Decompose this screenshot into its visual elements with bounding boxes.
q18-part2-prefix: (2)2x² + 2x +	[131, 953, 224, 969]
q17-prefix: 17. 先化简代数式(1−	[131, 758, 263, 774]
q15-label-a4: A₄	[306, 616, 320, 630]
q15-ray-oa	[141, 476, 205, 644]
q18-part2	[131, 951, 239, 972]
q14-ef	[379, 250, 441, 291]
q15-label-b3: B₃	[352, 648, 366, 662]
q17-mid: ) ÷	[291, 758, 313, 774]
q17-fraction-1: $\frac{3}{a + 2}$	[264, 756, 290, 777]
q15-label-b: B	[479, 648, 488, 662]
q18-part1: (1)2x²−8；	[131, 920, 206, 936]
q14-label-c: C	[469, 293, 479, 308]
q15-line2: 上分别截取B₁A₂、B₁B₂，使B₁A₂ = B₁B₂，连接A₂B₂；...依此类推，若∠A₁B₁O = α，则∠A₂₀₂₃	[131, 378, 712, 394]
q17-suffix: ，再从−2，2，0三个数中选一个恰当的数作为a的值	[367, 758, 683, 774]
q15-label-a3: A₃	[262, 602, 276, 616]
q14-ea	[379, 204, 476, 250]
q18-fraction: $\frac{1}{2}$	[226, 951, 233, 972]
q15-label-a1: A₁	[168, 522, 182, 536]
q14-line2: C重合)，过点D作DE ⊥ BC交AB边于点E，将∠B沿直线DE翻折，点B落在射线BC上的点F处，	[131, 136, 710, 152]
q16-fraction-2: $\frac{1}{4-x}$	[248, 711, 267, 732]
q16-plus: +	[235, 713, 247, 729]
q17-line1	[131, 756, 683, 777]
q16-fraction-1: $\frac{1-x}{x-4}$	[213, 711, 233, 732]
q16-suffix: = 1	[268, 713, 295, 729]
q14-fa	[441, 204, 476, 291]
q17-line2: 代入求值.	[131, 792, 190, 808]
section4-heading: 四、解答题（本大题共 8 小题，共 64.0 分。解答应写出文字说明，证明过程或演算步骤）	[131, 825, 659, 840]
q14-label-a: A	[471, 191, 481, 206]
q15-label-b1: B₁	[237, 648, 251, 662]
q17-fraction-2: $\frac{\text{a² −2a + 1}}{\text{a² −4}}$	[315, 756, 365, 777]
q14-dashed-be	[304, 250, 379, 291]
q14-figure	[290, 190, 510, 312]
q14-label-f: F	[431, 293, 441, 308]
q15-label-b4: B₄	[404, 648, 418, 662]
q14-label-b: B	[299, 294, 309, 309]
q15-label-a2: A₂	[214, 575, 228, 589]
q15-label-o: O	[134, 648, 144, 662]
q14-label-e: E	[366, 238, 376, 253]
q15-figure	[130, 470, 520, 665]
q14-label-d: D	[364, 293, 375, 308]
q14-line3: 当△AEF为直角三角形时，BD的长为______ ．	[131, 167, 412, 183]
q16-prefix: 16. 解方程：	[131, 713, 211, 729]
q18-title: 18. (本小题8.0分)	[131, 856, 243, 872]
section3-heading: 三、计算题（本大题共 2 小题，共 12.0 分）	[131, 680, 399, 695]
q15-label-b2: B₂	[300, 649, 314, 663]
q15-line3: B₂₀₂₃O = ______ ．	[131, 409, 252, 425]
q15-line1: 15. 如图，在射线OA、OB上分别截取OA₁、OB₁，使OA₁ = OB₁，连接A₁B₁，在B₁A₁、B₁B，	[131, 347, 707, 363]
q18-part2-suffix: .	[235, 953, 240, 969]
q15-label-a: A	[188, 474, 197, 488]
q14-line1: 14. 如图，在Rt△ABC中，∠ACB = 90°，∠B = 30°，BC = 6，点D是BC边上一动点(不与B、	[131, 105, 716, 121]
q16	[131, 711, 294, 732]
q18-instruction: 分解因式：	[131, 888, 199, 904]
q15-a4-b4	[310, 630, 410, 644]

____________________

Copy every row above character for character, leaving each line unchanged.

- **Answer to this problem**:
Decompose this screenshot into its visual elements with bounding boxes.
q18-part2-prefix: (2)2x² + 2x +	[131, 953, 224, 969]
q17-prefix: 17. 先化简代数式(1−	[131, 758, 263, 774]
q15-label-a4: A₄	[306, 616, 320, 630]
q15-ray-oa	[141, 476, 205, 644]
q18-part2	[131, 951, 239, 972]
q14-ef	[379, 250, 441, 291]
q15-label-b3: B₃	[352, 648, 366, 662]
q17-mid: ) ÷	[291, 758, 313, 774]
q17-fraction-1: $\frac{3}{a + 2}$	[264, 756, 290, 777]
q15-label-b: B	[479, 648, 488, 662]
q18-part1: (1)2x²−8；	[131, 920, 206, 936]
q14-label-c: C	[469, 293, 479, 308]
q15-line2: 上分别截取B₁A₂、B₁B₂，使B₁A₂ = B₁B₂，连接A₂B₂；...依此类推，若∠A₁B₁O = α，则∠A₂₀₂₃	[131, 378, 712, 394]
q17-suffix: ，再从−2，2，0三个数中选一个恰当的数作为a的值	[367, 758, 683, 774]
q15-label-a3: A₃	[262, 602, 276, 616]
q14-ea	[379, 204, 476, 250]
q18-fraction: $\frac{1}{2}$	[226, 951, 233, 972]
q15-label-a1: A₁	[168, 522, 182, 536]
q14-line2: C重合)，过点D作DE ⊥ BC交AB边于点E，将∠B沿直线DE翻折，点B落在射线BC上的点F处，	[131, 136, 710, 152]
q16-fraction-2: $\frac{1}{4-x}$	[248, 711, 267, 732]
q16-plus: +	[235, 713, 247, 729]
q17-line1	[131, 756, 683, 777]
q16-fraction-1: $\frac{1-x}{x-4}$	[213, 711, 233, 732]
q16-suffix: = 1	[268, 713, 295, 729]
q14-fa	[441, 204, 476, 291]
q17-line2: 代入求值.	[131, 792, 190, 808]
section4-heading: 四、解答题（本大题共 8 小题，共 64.0 分。解答应写出文字说明，证明过程或演算步骤）	[131, 825, 659, 840]
q14-label-a: A	[471, 191, 481, 206]
q15-label-b1: B₁	[237, 648, 251, 662]
q17-fraction-2: $\frac{\text{a² −2a + 1}}{\text{a² −4}}$	[315, 756, 365, 777]
q14-dashed-be	[304, 250, 379, 291]
q14-figure	[290, 190, 510, 312]
q14-label-f: F	[431, 293, 441, 308]
q15-label-b4: B₄	[404, 648, 418, 662]
q14-label-b: B	[299, 294, 309, 309]
q15-label-a2: A₂	[214, 575, 228, 589]
q15-label-o: O	[134, 648, 144, 662]
q14-label-e: E	[366, 238, 376, 253]
q15-figure	[130, 470, 520, 665]
q14-label-d: D	[364, 293, 375, 308]
q14-line3: 当△AEF为直角三角形时，BD的长为______ ．	[131, 167, 412, 183]
q16-prefix: 16. 解方程：	[131, 713, 211, 729]
q18-title: 18. (本小题8.0分)	[131, 856, 243, 872]
section3-heading: 三、计算题（本大题共 2 小题，共 12.0 分）	[131, 680, 399, 695]
q15-label-b2: B₂	[300, 649, 314, 663]
q15-line3: B₂₀₂₃O = ______ ．	[131, 409, 252, 425]
q15-line1: 15. 如图，在射线OA、OB上分别截取OA₁、OB₁，使OA₁ = OB₁，连接A₁B₁，在B₁A₁、B₁B，	[131, 347, 707, 363]
q18-part2-suffix: .	[235, 953, 240, 969]
q15-label-a: A	[188, 474, 197, 488]
q14-line1: 14. 如图，在Rt△ABC中，∠ACB = 90°，∠B = 30°，BC = 6，点D是BC边上一动点(不与B、	[131, 105, 716, 121]
q16	[131, 711, 294, 732]
q18-instruction: 分解因式：	[131, 888, 199, 904]
q15-a4-b4	[310, 630, 410, 644]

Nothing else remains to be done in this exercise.